(GOAL) Where a line contains the word "JSON", copy that line.

(SUPPLIED RECORDS)
++++++++++++++++++++

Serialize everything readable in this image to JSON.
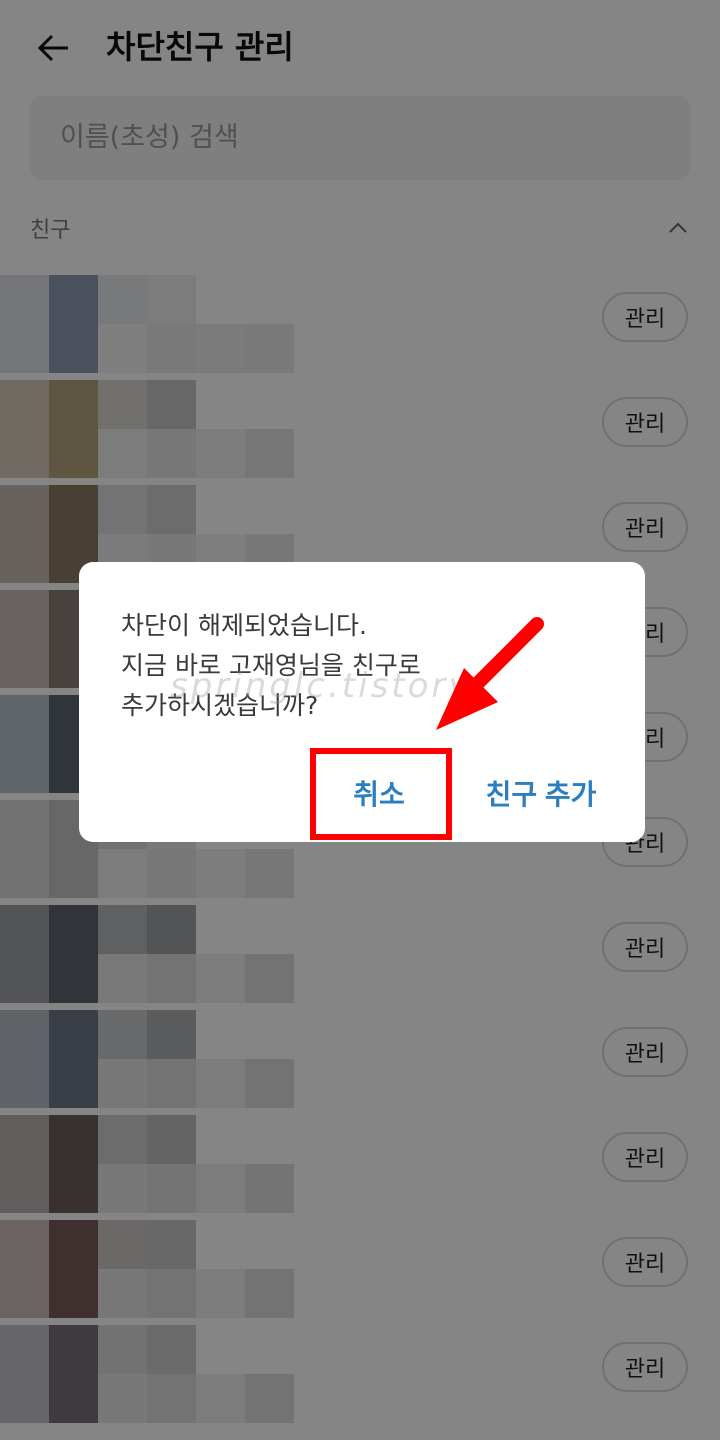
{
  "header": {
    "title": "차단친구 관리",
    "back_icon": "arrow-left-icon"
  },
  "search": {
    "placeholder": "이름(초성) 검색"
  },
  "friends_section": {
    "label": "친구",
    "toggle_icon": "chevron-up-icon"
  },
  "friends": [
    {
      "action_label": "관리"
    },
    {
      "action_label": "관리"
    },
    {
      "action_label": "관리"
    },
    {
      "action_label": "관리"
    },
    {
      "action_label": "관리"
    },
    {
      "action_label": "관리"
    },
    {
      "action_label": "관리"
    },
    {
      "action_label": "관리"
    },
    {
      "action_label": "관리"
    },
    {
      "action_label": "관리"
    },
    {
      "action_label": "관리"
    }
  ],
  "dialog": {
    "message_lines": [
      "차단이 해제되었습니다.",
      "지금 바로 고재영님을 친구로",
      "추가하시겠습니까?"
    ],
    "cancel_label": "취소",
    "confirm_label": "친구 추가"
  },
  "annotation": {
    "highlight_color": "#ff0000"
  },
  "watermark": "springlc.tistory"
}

++++++++++++++++++++

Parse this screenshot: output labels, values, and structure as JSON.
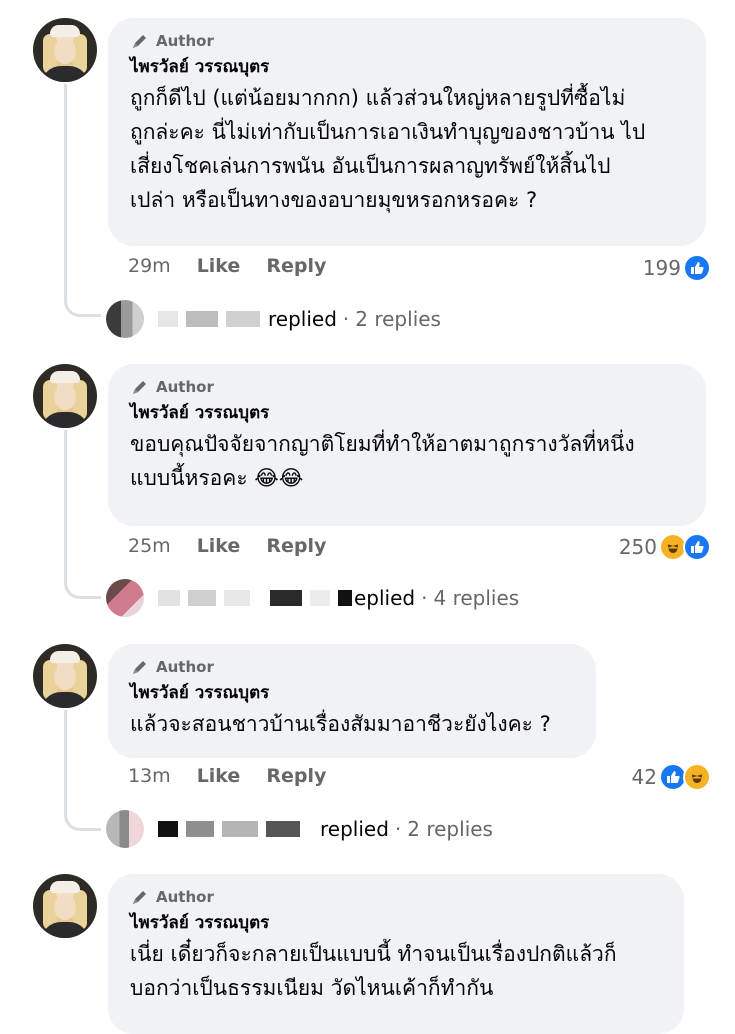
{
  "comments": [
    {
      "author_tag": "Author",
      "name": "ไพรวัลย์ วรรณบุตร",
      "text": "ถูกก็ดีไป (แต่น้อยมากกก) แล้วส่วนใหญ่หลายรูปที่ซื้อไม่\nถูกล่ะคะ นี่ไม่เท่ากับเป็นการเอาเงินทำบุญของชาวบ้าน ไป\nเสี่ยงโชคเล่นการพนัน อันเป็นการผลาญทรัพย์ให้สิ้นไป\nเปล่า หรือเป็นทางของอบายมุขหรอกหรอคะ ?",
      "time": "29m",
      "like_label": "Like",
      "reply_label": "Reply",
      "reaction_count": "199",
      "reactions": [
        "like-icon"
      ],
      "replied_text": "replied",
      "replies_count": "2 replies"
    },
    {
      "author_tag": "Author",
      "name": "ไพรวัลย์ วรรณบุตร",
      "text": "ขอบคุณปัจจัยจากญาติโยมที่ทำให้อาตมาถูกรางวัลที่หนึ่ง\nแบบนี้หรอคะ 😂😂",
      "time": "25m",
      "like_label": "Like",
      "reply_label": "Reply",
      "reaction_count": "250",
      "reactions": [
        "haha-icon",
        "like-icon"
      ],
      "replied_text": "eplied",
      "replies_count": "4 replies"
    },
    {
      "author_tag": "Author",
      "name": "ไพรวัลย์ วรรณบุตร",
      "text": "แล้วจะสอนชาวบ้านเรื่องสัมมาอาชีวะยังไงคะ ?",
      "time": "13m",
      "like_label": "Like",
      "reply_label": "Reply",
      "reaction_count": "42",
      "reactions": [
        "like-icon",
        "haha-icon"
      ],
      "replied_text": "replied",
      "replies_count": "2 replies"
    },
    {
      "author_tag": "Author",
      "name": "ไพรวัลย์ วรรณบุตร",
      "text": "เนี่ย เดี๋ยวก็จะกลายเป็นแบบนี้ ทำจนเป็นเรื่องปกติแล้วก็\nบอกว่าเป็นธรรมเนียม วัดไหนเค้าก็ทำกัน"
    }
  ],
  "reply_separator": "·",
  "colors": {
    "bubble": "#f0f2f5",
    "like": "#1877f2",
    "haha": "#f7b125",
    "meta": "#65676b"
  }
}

++++++++++++++++++++

(EXERCISE ANSWER)
Serialize everything readable in this image to JSON.
Parse this screenshot: output labels, values, and structure as JSON.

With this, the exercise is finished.